→ **Exercise material**

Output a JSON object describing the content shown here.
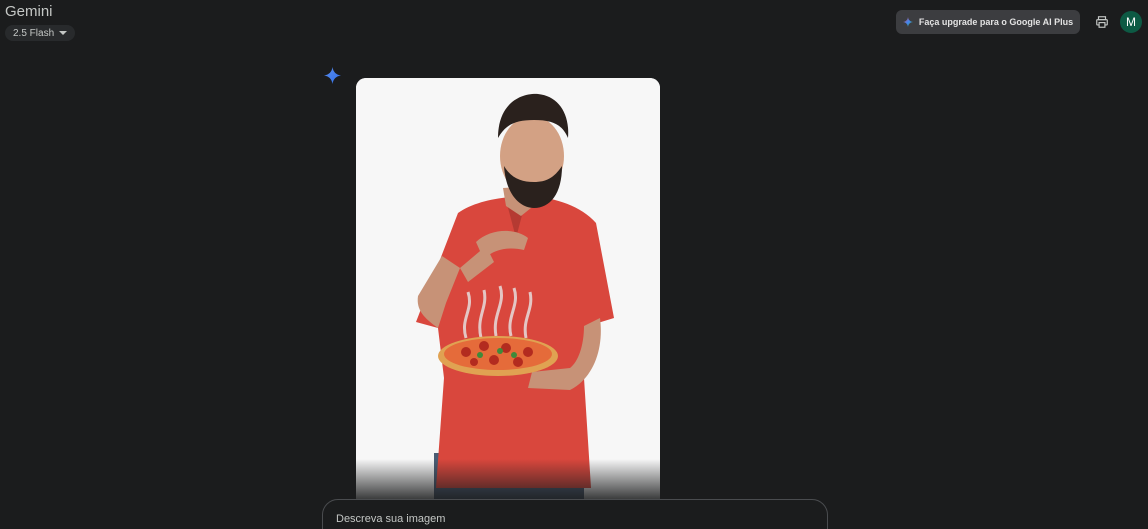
{
  "header": {
    "app_title": "Gemini",
    "model_label": "2.5 Flash",
    "upgrade_label": "Faça upgrade para o Google AI Plus",
    "avatar_letter": "M"
  },
  "icons": {
    "model_caret": "chevron-down-icon",
    "upgrade": "sparkle-icon",
    "print": "print-icon",
    "response": "gemini-spark-icon"
  },
  "response": {
    "image_subject": "Homem de camisa polo vermelha segurando uma pizza"
  },
  "prompt": {
    "placeholder": "Descreva sua imagem",
    "value": ""
  },
  "colors": {
    "background": "#1b1c1d",
    "upgrade_button": "#3c3d40",
    "avatar": "#0d5a44",
    "gemini_blue": "#4285f4",
    "shirt_red": "#d9473d"
  }
}
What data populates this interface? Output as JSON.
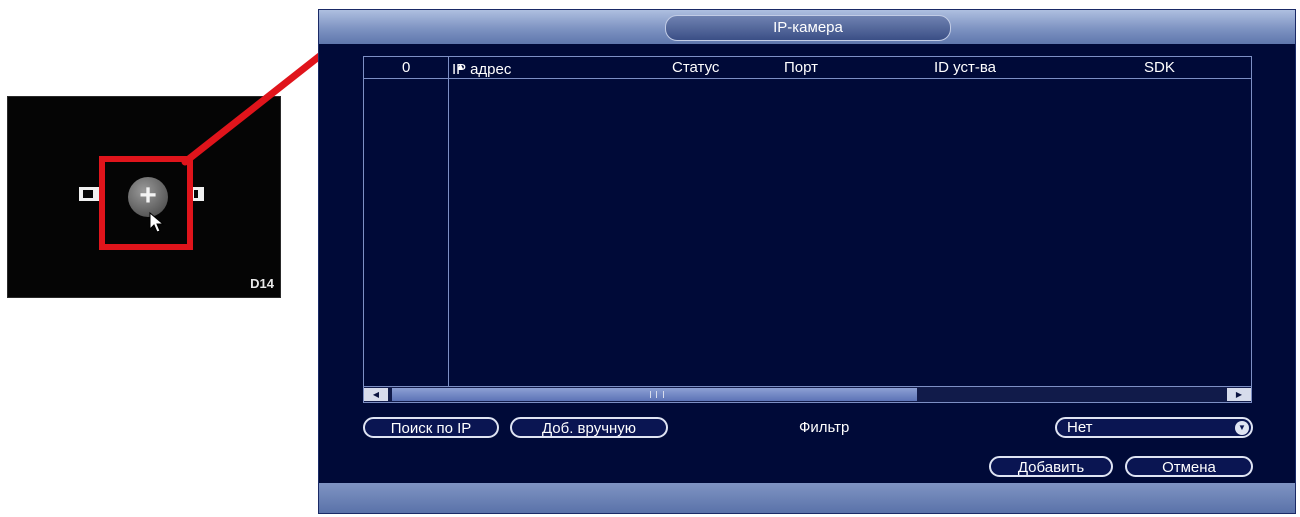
{
  "camera_tile": {
    "channel_label": "D14",
    "add_icon": "plus-icon",
    "pointer_icon": "cursor-icon"
  },
  "annotation": {
    "color": "#e0141b"
  },
  "dialog": {
    "title": "IP-камера",
    "table": {
      "columns": [
        "0",
        "IP адрес",
        "Статус",
        "Порт",
        "ID уст-ва",
        "SDK"
      ],
      "sorted_column": "IP адрес",
      "rows": []
    },
    "search_button": "Поиск по IP",
    "manual_add_button": "Доб. вручную",
    "filter_label": "Фильтр",
    "filter_value": "Нет",
    "add_button": "Добавить",
    "cancel_button": "Отмена"
  },
  "colors": {
    "dialog_bg": "#000a38",
    "bar_accent": "#7e93c2",
    "border": "#7d8fc4"
  }
}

→ **Goal**
Write out all the entries word for word, but skip any images.

→ **Correct output**
Output a JSON object describing the content shown here.
{
  "header": {
    "app_title": "Gemini",
    "model_label": "2.5 Flash",
    "upgrade_label": "Faça upgrade para o Google AI Plus",
    "avatar_letter": "M"
  },
  "icons": {
    "model_caret": "chevron-down-icon",
    "upgrade": "sparkle-icon",
    "print": "print-icon",
    "response": "gemini-spark-icon"
  },
  "response": {
    "image_subject": "Homem de camisa polo vermelha segurando uma pizza"
  },
  "prompt": {
    "placeholder": "Descreva sua imagem",
    "value": ""
  },
  "colors": {
    "background": "#1b1c1d",
    "upgrade_button": "#3c3d40",
    "avatar": "#0d5a44",
    "gemini_blue": "#4285f4",
    "shirt_red": "#d9473d"
  }
}
What data populates this interface? Output as JSON.
{
  "camera_tile": {
    "channel_label": "D14",
    "add_icon": "plus-icon",
    "pointer_icon": "cursor-icon"
  },
  "annotation": {
    "color": "#e0141b"
  },
  "dialog": {
    "title": "IP-камера",
    "table": {
      "columns": [
        "0",
        "IP адрес",
        "Статус",
        "Порт",
        "ID уст-ва",
        "SDK"
      ],
      "sorted_column": "IP адрес",
      "rows": []
    },
    "search_button": "Поиск по IP",
    "manual_add_button": "Доб. вручную",
    "filter_label": "Фильтр",
    "filter_value": "Нет",
    "add_button": "Добавить",
    "cancel_button": "Отмена"
  },
  "colors": {
    "dialog_bg": "#000a38",
    "bar_accent": "#7e93c2",
    "border": "#7d8fc4"
  }
}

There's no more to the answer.